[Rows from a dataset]
******

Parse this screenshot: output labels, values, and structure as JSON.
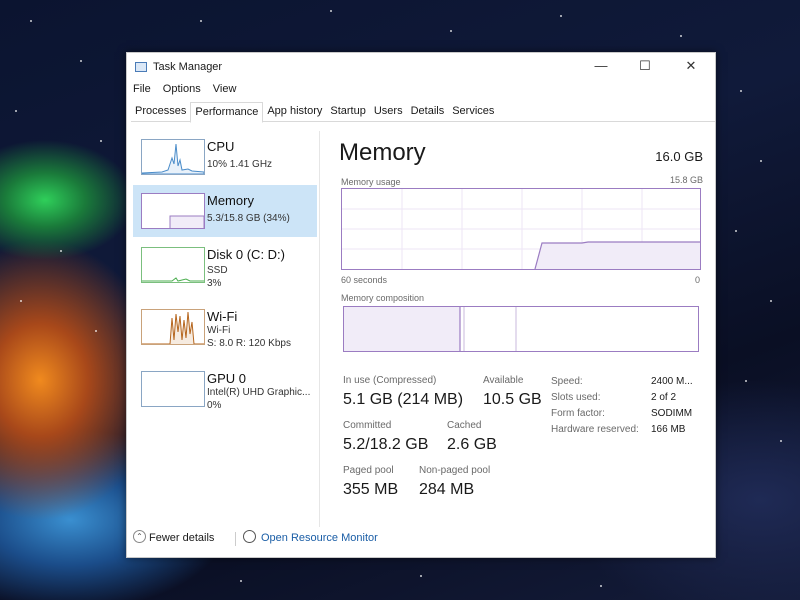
{
  "window": {
    "title": "Task Manager",
    "controls": {
      "minimize": "—",
      "maximize": "☐",
      "close": "✕"
    }
  },
  "menu": [
    "File",
    "Options",
    "View"
  ],
  "tabs": [
    "Processes",
    "Performance",
    "App history",
    "Startup",
    "Users",
    "Details",
    "Services"
  ],
  "active_tab": "Performance",
  "sidebar": {
    "items": [
      {
        "name": "CPU",
        "line1": "10%  1.41 GHz",
        "line2": "",
        "line3": ""
      },
      {
        "name": "Memory",
        "line1": "5.3/15.8 GB (34%)",
        "line2": "",
        "line3": ""
      },
      {
        "name": "Disk 0 (C: D:)",
        "line1": "SSD",
        "line2": "3%",
        "line3": ""
      },
      {
        "name": "Wi-Fi",
        "line1": "Wi-Fi",
        "line2": "S: 8.0  R: 120 Kbps",
        "line3": ""
      },
      {
        "name": "GPU 0",
        "line1": "Intel(R) UHD Graphic...",
        "line2": "0%",
        "line3": ""
      }
    ],
    "selected_index": 1
  },
  "main": {
    "title": "Memory",
    "total": "16.0 GB",
    "usage_label": "Memory usage",
    "usage_max": "15.8 GB",
    "time_left": "60 seconds",
    "time_right": "0",
    "composition_label": "Memory composition",
    "stats": {
      "in_use_label": "In use (Compressed)",
      "in_use_value": "5.1 GB (214 MB)",
      "available_label": "Available",
      "available_value": "10.5 GB",
      "committed_label": "Committed",
      "committed_value": "5.2/18.2 GB",
      "cached_label": "Cached",
      "cached_value": "2.6 GB",
      "paged_label": "Paged pool",
      "paged_value": "355 MB",
      "nonpaged_label": "Non-paged pool",
      "nonpaged_value": "284 MB"
    },
    "details": [
      {
        "key": "Speed:",
        "value": "2400 M..."
      },
      {
        "key": "Slots used:",
        "value": "2 of 2"
      },
      {
        "key": "Form factor:",
        "value": "SODIMM"
      },
      {
        "key": "Hardware reserved:",
        "value": "166 MB"
      }
    ]
  },
  "footer": {
    "fewer_details": "Fewer details",
    "open_resource_monitor": "Open Resource Monitor"
  },
  "colors": {
    "memory_accent": "#9b7cc2",
    "memory_fill": "#f1ecf8",
    "selected_bg": "#cce4f7",
    "cpu_line": "#4a8cc9",
    "disk_line": "#4caf50",
    "wifi_line": "#b5651d"
  }
}
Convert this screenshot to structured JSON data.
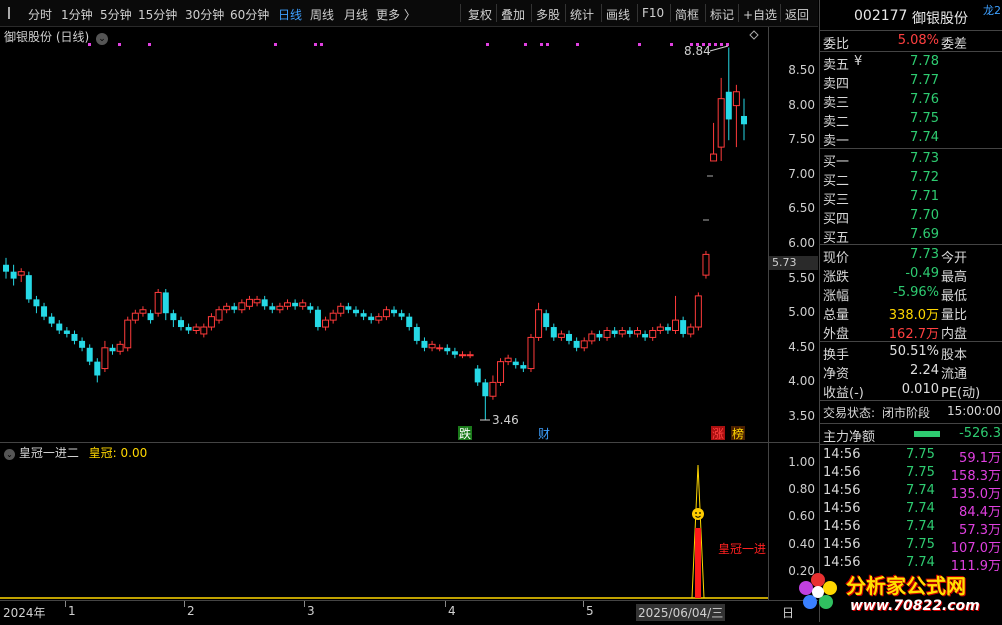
{
  "toolbar": {
    "left_items": [
      "分时",
      "1分钟",
      "5分钟",
      "15分钟",
      "30分钟",
      "60分钟",
      "日线",
      "周线",
      "月线",
      "更多 〉"
    ],
    "active": "日线",
    "right_items": [
      "复权",
      "叠加",
      "多股",
      "统计",
      "画线",
      "F10",
      "简框",
      "标记",
      "+自选",
      "返回"
    ]
  },
  "stock": {
    "code": "002177",
    "name": "御银股份",
    "title": "御银股份 (日线)",
    "period": "日线"
  },
  "price_axis": {
    "labels": [
      "8.50",
      "8.00",
      "7.50",
      "7.00",
      "6.50",
      "6.00",
      "5.50",
      "5.00",
      "4.50",
      "4.00",
      "3.50"
    ],
    "current": "5.73"
  },
  "annotations": {
    "high": "8.84",
    "low": "3.46",
    "markers": [
      "跌",
      "财",
      "涨",
      "榜"
    ]
  },
  "indicator": {
    "name": "皇冠一进二",
    "param_label": "皇冠:",
    "param_value": "0.00",
    "axis_labels": [
      "1.00",
      "0.80",
      "0.60",
      "0.40",
      "0.20"
    ],
    "signal_text": "皇冠一进"
  },
  "date_axis": {
    "labels": [
      "2024年",
      "1",
      "2",
      "3",
      "4",
      "5"
    ],
    "cursor_date": "2025/06/04/三",
    "right_label": "日"
  },
  "panel": {
    "code": "002177",
    "name": "御银股份",
    "corner": "龙2",
    "webi_label": "委比",
    "webi_value": "5.08%",
    "weicha_label": "委差",
    "asks": [
      {
        "label": "卖五",
        "mark": "¥",
        "price": "7.78"
      },
      {
        "label": "卖四",
        "mark": "",
        "price": "7.77"
      },
      {
        "label": "卖三",
        "mark": "",
        "price": "7.76"
      },
      {
        "label": "卖二",
        "mark": "",
        "price": "7.75"
      },
      {
        "label": "卖一",
        "mark": "",
        "price": "7.74"
      }
    ],
    "bids": [
      {
        "label": "买一",
        "price": "7.73"
      },
      {
        "label": "买二",
        "price": "7.72"
      },
      {
        "label": "买三",
        "price": "7.71"
      },
      {
        "label": "买四",
        "price": "7.70"
      },
      {
        "label": "买五",
        "price": "7.69"
      }
    ],
    "stats": [
      {
        "label": "现价",
        "value": "7.73",
        "color": "green",
        "label2": "今开"
      },
      {
        "label": "涨跌",
        "value": "-0.49",
        "color": "green",
        "label2": "最高"
      },
      {
        "label": "涨幅",
        "value": "-5.96%",
        "color": "green",
        "label2": "最低"
      },
      {
        "label": "总量",
        "value": "338.0万",
        "color": "yellow",
        "label2": "量比"
      },
      {
        "label": "外盘",
        "value": "162.7万",
        "color": "red",
        "label2": "内盘"
      }
    ],
    "stats2": [
      {
        "label": "换手",
        "value": "50.51%",
        "label2": "股本"
      },
      {
        "label": "净资",
        "value": "2.24",
        "label2": "流通"
      },
      {
        "label": "收益(-)",
        "value": "0.010",
        "label2": "PE(动)"
      }
    ],
    "trade_status_label": "交易状态:",
    "trade_status": "闭市阶段",
    "trade_time": "15:00:00",
    "main_net_label": "主力净额",
    "main_net_value": "-526.3",
    "ticks": [
      {
        "time": "14:56",
        "price": "7.75",
        "vol": "59.1万"
      },
      {
        "time": "14:56",
        "price": "7.75",
        "vol": "158.3万"
      },
      {
        "time": "14:56",
        "price": "7.74",
        "vol": "135.0万"
      },
      {
        "time": "14:56",
        "price": "7.74",
        "vol": "84.4万"
      },
      {
        "time": "14:56",
        "price": "7.74",
        "vol": "57.3万"
      },
      {
        "time": "14:56",
        "price": "7.75",
        "vol": "107.0万"
      },
      {
        "time": "14:56",
        "price": "7.74",
        "vol": "111.9万"
      }
    ]
  },
  "watermark": {
    "text": "分析家公式网",
    "url": "www.70822.com"
  },
  "chart_data": {
    "type": "candlestick",
    "ylim": [
      3.3,
      9.0
    ],
    "candles": [
      [
        5.7,
        5.6,
        5.8,
        5.5
      ],
      [
        5.6,
        5.5,
        5.7,
        5.4
      ],
      [
        5.55,
        5.6,
        5.65,
        5.45
      ],
      [
        5.55,
        5.2,
        5.6,
        5.15
      ],
      [
        5.2,
        5.1,
        5.25,
        5.0
      ],
      [
        5.1,
        4.95,
        5.15,
        4.9
      ],
      [
        4.95,
        4.85,
        5.0,
        4.8
      ],
      [
        4.85,
        4.75,
        4.9,
        4.7
      ],
      [
        4.75,
        4.7,
        4.8,
        4.65
      ],
      [
        4.7,
        4.6,
        4.75,
        4.55
      ],
      [
        4.6,
        4.5,
        4.65,
        4.45
      ],
      [
        4.5,
        4.3,
        4.55,
        4.25
      ],
      [
        4.3,
        4.1,
        4.35,
        4.0
      ],
      [
        4.2,
        4.5,
        4.6,
        4.15
      ],
      [
        4.5,
        4.45,
        4.55,
        4.4
      ],
      [
        4.45,
        4.55,
        4.6,
        4.4
      ],
      [
        4.5,
        4.9,
        4.95,
        4.45
      ],
      [
        4.9,
        5.0,
        5.05,
        4.85
      ],
      [
        5.0,
        5.05,
        5.1,
        4.95
      ],
      [
        5.0,
        4.9,
        5.05,
        4.85
      ],
      [
        5.0,
        5.3,
        5.35,
        4.95
      ],
      [
        5.3,
        5.0,
        5.35,
        4.9
      ],
      [
        5.0,
        4.9,
        5.05,
        4.8
      ],
      [
        4.9,
        4.8,
        4.95,
        4.75
      ],
      [
        4.8,
        4.75,
        4.85,
        4.7
      ],
      [
        4.75,
        4.8,
        4.85,
        4.7
      ],
      [
        4.7,
        4.8,
        4.85,
        4.65
      ],
      [
        4.8,
        4.95,
        5.0,
        4.75
      ],
      [
        4.9,
        5.05,
        5.1,
        4.85
      ],
      [
        5.05,
        5.1,
        5.15,
        5.0
      ],
      [
        5.1,
        5.05,
        5.15,
        5.0
      ],
      [
        5.05,
        5.15,
        5.2,
        5.0
      ],
      [
        5.1,
        5.2,
        5.25,
        5.05
      ],
      [
        5.15,
        5.2,
        5.25,
        5.1
      ],
      [
        5.2,
        5.1,
        5.25,
        5.05
      ],
      [
        5.1,
        5.05,
        5.15,
        5.0
      ],
      [
        5.05,
        5.1,
        5.15,
        5.0
      ],
      [
        5.1,
        5.15,
        5.2,
        5.05
      ],
      [
        5.15,
        5.1,
        5.2,
        5.05
      ],
      [
        5.1,
        5.15,
        5.2,
        5.05
      ],
      [
        5.1,
        5.05,
        5.15,
        5.0
      ],
      [
        5.05,
        4.8,
        5.1,
        4.75
      ],
      [
        4.8,
        4.9,
        4.95,
        4.75
      ],
      [
        4.9,
        5.0,
        5.05,
        4.85
      ],
      [
        5.0,
        5.1,
        5.15,
        4.95
      ],
      [
        5.1,
        5.05,
        5.15,
        5.0
      ],
      [
        5.05,
        5.0,
        5.1,
        4.95
      ],
      [
        5.0,
        4.95,
        5.05,
        4.9
      ],
      [
        4.95,
        4.9,
        5.0,
        4.85
      ],
      [
        4.9,
        4.95,
        5.0,
        4.85
      ],
      [
        4.95,
        5.05,
        5.1,
        4.9
      ],
      [
        5.05,
        5.0,
        5.1,
        4.95
      ],
      [
        5.0,
        4.95,
        5.05,
        4.9
      ],
      [
        4.95,
        4.8,
        5.0,
        4.75
      ],
      [
        4.8,
        4.6,
        4.85,
        4.55
      ],
      [
        4.6,
        4.5,
        4.65,
        4.45
      ],
      [
        4.5,
        4.55,
        4.6,
        4.45
      ],
      [
        4.5,
        4.5,
        4.55,
        4.45
      ],
      [
        4.5,
        4.45,
        4.55,
        4.4
      ],
      [
        4.45,
        4.4,
        4.5,
        4.35
      ],
      [
        4.4,
        4.4,
        4.45,
        4.35
      ],
      [
        4.4,
        4.4,
        4.45,
        4.35
      ],
      [
        4.2,
        4.0,
        4.25,
        3.95
      ],
      [
        4.0,
        3.8,
        4.05,
        3.46
      ],
      [
        3.8,
        4.0,
        4.1,
        3.75
      ],
      [
        4.0,
        4.3,
        4.35,
        3.95
      ],
      [
        4.3,
        4.35,
        4.4,
        4.25
      ],
      [
        4.3,
        4.25,
        4.35,
        4.2
      ],
      [
        4.25,
        4.2,
        4.3,
        4.15
      ],
      [
        4.2,
        4.65,
        4.7,
        4.15
      ],
      [
        4.65,
        5.05,
        5.15,
        4.6
      ],
      [
        5.0,
        4.8,
        5.05,
        4.75
      ],
      [
        4.8,
        4.65,
        4.85,
        4.6
      ],
      [
        4.65,
        4.7,
        4.75,
        4.6
      ],
      [
        4.7,
        4.6,
        4.75,
        4.55
      ],
      [
        4.6,
        4.5,
        4.65,
        4.45
      ],
      [
        4.5,
        4.6,
        4.65,
        4.45
      ],
      [
        4.6,
        4.7,
        4.75,
        4.55
      ],
      [
        4.7,
        4.65,
        4.75,
        4.6
      ],
      [
        4.65,
        4.75,
        4.8,
        4.6
      ],
      [
        4.75,
        4.7,
        4.8,
        4.65
      ],
      [
        4.7,
        4.75,
        4.8,
        4.65
      ],
      [
        4.75,
        4.7,
        4.8,
        4.65
      ],
      [
        4.7,
        4.75,
        4.8,
        4.65
      ],
      [
        4.7,
        4.65,
        4.75,
        4.6
      ],
      [
        4.65,
        4.75,
        4.8,
        4.6
      ],
      [
        4.75,
        4.8,
        4.85,
        4.7
      ],
      [
        4.8,
        4.75,
        4.85,
        4.7
      ],
      [
        4.75,
        4.9,
        5.25,
        4.7
      ],
      [
        4.9,
        4.7,
        4.95,
        4.65
      ],
      [
        4.7,
        4.8,
        4.85,
        4.65
      ],
      [
        4.8,
        5.25,
        5.3,
        4.75
      ],
      [
        5.55,
        5.85,
        5.9,
        5.5
      ],
      [
        7.2,
        7.3,
        7.75,
        7.2
      ],
      [
        7.4,
        8.1,
        8.4,
        7.2
      ],
      [
        8.2,
        7.8,
        8.84,
        7.5
      ],
      [
        8.0,
        8.2,
        8.3,
        7.4
      ],
      [
        7.85,
        7.73,
        8.1,
        7.5
      ]
    ]
  }
}
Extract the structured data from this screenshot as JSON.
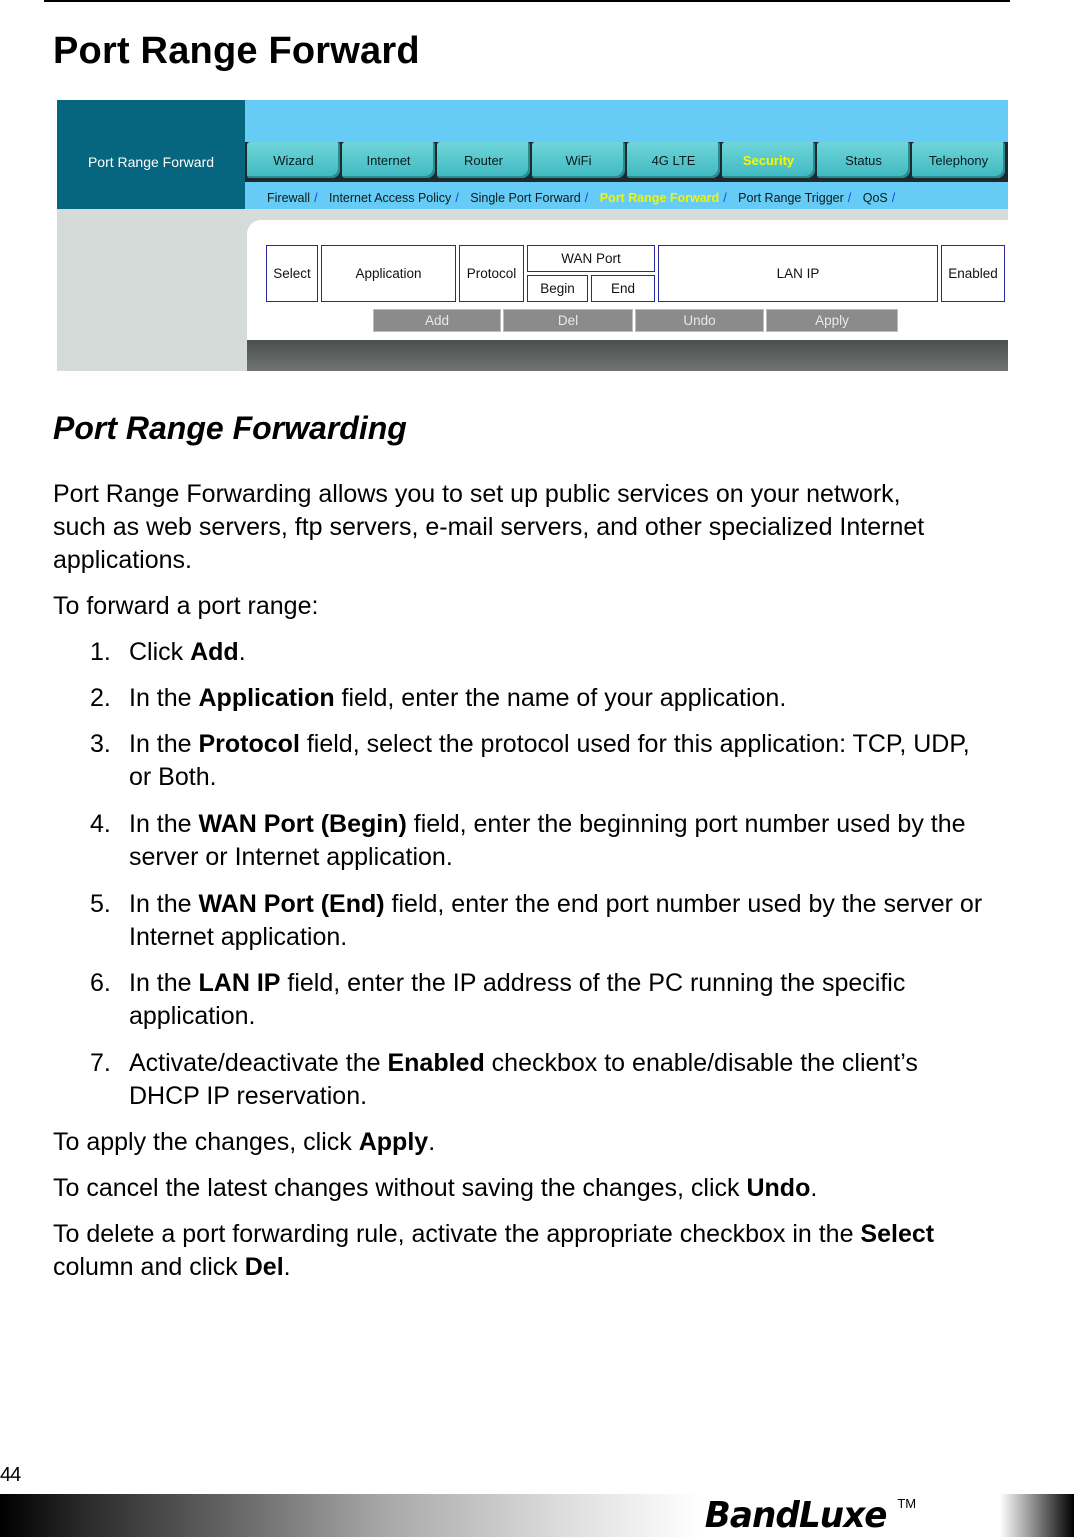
{
  "page": {
    "title": "Port Range Forward",
    "page_number": "44"
  },
  "screenshot": {
    "brand_label": "Port Range Forward",
    "tabs": [
      {
        "label": "Wizard",
        "active": false
      },
      {
        "label": "Internet",
        "active": false
      },
      {
        "label": "Router",
        "active": false
      },
      {
        "label": "WiFi",
        "active": false
      },
      {
        "label": "4G LTE",
        "active": false
      },
      {
        "label": "Security",
        "active": true
      },
      {
        "label": "Status",
        "active": false
      },
      {
        "label": "Telephony",
        "active": false
      }
    ],
    "subnav": [
      {
        "label": "Firewall",
        "active": false
      },
      {
        "label": "Internet Access Policy",
        "active": false
      },
      {
        "label": "Single Port Forward",
        "active": false
      },
      {
        "label": "Port Range Forward",
        "active": true
      },
      {
        "label": "Port Range Trigger",
        "active": false
      },
      {
        "label": "QoS",
        "active": false
      }
    ],
    "subnav_separator": "/",
    "table_headers": {
      "select": "Select",
      "application": "Application",
      "protocol": "Protocol",
      "wan_port": "WAN Port",
      "begin": "Begin",
      "end": "End",
      "lan_ip": "LAN IP",
      "enabled": "Enabled"
    },
    "buttons": {
      "add": "Add",
      "del": "Del",
      "undo": "Undo",
      "apply": "Apply"
    },
    "colors": {
      "brand_block": "#06667f",
      "nav_bg": "#66ccf5",
      "tab": "#4cc4cb",
      "active_text": "#f4f400",
      "header_border": "#28289a",
      "button": "#8a8c8a"
    }
  },
  "section": {
    "title": "Port Range Forwarding",
    "intro": "Port Range Forwarding allows you to set up public services on your network, such as web servers, ftp servers, e-mail servers, and other specialized Internet applications.",
    "lead": "To forward a port range:"
  },
  "steps": [
    {
      "num": "1.",
      "pre": "Click ",
      "bold": "Add",
      "post": "."
    },
    {
      "num": "2.",
      "pre": "In the ",
      "bold": "Application",
      "post": " field, enter the name of your application."
    },
    {
      "num": "3.",
      "pre": "In the ",
      "bold": "Protocol",
      "post": " field, select the protocol used for this application: TCP, UDP, or Both."
    },
    {
      "num": "4.",
      "pre": "In the ",
      "bold": "WAN Port (Begin)",
      "post": " field, enter the beginning port number used by the server or Internet application."
    },
    {
      "num": "5.",
      "pre": "In the ",
      "bold": "WAN Port (End)",
      "post": " field, enter the end port number used by the server or Internet application."
    },
    {
      "num": "6.",
      "pre": "In the ",
      "bold": "LAN IP",
      "post": " field, enter the IP address of the PC running the specific application."
    },
    {
      "num": "7.",
      "pre": "Activate/deactivate the ",
      "bold": "Enabled",
      "post": " checkbox to enable/disable the client’s DHCP IP reservation."
    }
  ],
  "notes": {
    "apply": {
      "pre": "To apply the changes, click ",
      "bold": "Apply",
      "post": "."
    },
    "undo": {
      "pre": "To cancel the latest changes without saving the changes, click ",
      "bold": "Undo",
      "post": "."
    },
    "delete": {
      "pre": "To delete a port forwarding rule, activate the appropriate checkbox in the ",
      "bold1": "Select",
      "mid": " column and click ",
      "bold2": "Del",
      "post": "."
    }
  },
  "footer": {
    "logo": "BandLuxe",
    "trademark": "TM"
  }
}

******

» Task statement
Go through the records above, find every line with the word "checkbox", and list those lines.

» Full answer
      "post": " checkbox to enable/disable the client’s DHCP IP reservation."
      "pre": "To delete a port forwarding rule, activate the appropriate checkbox in the ",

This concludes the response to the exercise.